• Work to do
Below are records. Copy every line with "this" in it.
** BEGIN **
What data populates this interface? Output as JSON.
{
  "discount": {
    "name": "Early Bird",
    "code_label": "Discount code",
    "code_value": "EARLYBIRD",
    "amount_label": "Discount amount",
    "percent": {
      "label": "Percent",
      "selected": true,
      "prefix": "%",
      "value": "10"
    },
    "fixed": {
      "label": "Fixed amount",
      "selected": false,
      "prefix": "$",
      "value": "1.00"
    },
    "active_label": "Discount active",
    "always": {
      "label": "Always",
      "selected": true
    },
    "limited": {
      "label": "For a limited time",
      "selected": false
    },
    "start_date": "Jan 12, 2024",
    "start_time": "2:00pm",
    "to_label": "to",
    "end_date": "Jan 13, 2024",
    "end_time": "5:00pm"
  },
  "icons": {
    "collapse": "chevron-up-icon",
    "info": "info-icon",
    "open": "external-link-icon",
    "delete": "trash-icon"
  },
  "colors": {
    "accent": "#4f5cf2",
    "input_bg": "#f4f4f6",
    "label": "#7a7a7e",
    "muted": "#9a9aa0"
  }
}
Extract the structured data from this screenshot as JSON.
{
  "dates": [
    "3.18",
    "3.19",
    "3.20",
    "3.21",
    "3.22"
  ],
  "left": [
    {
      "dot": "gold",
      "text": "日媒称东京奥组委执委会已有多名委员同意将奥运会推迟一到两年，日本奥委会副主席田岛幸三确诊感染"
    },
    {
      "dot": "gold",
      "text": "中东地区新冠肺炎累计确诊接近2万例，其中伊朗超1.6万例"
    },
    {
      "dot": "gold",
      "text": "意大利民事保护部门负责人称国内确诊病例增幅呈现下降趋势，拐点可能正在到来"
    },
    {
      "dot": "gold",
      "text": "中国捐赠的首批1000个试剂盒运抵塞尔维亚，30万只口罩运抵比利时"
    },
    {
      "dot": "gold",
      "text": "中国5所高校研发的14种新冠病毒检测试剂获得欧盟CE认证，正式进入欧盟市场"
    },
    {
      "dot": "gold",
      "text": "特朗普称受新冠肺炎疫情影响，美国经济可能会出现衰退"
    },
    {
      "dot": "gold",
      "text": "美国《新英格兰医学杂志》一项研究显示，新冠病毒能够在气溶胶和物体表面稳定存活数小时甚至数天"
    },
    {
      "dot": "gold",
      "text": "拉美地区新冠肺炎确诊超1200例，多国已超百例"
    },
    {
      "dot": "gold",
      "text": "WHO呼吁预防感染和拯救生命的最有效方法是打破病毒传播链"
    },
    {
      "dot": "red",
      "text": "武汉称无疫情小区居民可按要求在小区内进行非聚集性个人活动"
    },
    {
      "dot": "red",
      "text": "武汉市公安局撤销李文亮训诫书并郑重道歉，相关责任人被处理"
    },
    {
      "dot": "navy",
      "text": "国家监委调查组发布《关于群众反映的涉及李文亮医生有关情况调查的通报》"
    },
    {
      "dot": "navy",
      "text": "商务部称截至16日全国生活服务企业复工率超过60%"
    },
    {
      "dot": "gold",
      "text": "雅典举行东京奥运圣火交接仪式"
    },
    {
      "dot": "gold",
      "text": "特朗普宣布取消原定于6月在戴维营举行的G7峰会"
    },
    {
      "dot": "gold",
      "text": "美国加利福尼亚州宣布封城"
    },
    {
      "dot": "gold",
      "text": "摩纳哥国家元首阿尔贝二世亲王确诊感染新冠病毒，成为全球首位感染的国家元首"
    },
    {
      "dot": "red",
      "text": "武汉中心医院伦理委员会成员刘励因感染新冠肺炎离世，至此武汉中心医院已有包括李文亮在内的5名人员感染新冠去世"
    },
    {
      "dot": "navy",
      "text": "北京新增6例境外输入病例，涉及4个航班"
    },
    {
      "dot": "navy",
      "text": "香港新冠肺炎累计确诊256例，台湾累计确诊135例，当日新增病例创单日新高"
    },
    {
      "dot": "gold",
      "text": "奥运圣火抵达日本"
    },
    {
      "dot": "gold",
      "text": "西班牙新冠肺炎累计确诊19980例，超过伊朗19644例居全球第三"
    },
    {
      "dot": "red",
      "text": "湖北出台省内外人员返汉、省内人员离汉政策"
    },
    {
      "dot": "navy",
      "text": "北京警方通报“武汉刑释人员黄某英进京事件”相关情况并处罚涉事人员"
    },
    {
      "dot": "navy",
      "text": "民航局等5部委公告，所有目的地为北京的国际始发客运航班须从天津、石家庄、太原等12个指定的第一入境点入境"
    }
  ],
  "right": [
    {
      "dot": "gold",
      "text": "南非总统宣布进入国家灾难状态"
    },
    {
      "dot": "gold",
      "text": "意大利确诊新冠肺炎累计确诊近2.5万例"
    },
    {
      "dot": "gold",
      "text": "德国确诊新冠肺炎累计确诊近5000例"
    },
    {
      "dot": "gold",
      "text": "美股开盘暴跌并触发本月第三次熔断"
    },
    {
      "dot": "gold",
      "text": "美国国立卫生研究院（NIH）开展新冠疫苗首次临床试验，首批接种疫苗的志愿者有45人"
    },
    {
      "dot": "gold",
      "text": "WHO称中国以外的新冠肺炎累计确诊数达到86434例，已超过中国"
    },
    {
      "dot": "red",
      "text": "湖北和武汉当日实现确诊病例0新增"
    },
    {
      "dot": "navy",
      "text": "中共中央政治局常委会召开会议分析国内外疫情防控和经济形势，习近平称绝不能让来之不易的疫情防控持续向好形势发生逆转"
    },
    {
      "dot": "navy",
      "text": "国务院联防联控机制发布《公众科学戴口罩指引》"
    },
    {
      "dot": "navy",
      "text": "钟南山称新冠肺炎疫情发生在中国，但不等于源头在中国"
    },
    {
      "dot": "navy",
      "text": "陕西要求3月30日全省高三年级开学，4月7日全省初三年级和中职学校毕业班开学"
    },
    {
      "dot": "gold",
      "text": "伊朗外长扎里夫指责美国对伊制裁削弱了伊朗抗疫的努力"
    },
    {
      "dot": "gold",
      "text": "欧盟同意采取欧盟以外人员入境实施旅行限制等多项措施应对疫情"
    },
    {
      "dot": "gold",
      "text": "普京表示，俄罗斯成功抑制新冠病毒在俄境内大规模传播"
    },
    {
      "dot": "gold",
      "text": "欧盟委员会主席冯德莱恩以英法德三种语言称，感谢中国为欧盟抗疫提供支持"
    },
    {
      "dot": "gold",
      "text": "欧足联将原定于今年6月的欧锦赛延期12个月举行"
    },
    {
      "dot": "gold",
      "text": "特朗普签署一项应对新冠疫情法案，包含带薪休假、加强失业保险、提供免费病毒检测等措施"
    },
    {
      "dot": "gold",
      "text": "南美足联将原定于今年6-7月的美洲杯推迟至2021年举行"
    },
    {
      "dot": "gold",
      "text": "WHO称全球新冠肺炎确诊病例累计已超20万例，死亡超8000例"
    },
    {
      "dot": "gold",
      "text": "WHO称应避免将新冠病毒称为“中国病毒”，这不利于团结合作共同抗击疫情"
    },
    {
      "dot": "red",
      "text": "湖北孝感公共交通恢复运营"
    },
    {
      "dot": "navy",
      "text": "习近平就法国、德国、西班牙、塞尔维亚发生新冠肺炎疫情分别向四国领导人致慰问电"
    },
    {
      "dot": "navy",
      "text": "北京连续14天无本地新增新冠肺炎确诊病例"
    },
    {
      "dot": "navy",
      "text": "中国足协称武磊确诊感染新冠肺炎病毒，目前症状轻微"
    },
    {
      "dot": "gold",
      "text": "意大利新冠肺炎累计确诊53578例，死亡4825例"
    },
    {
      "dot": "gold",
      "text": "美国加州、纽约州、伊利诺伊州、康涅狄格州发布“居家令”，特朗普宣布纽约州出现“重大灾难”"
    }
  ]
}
** END **
• Written response
What data populates this interface? Output as JSON.
Extract the structured data from this screenshot as JSON.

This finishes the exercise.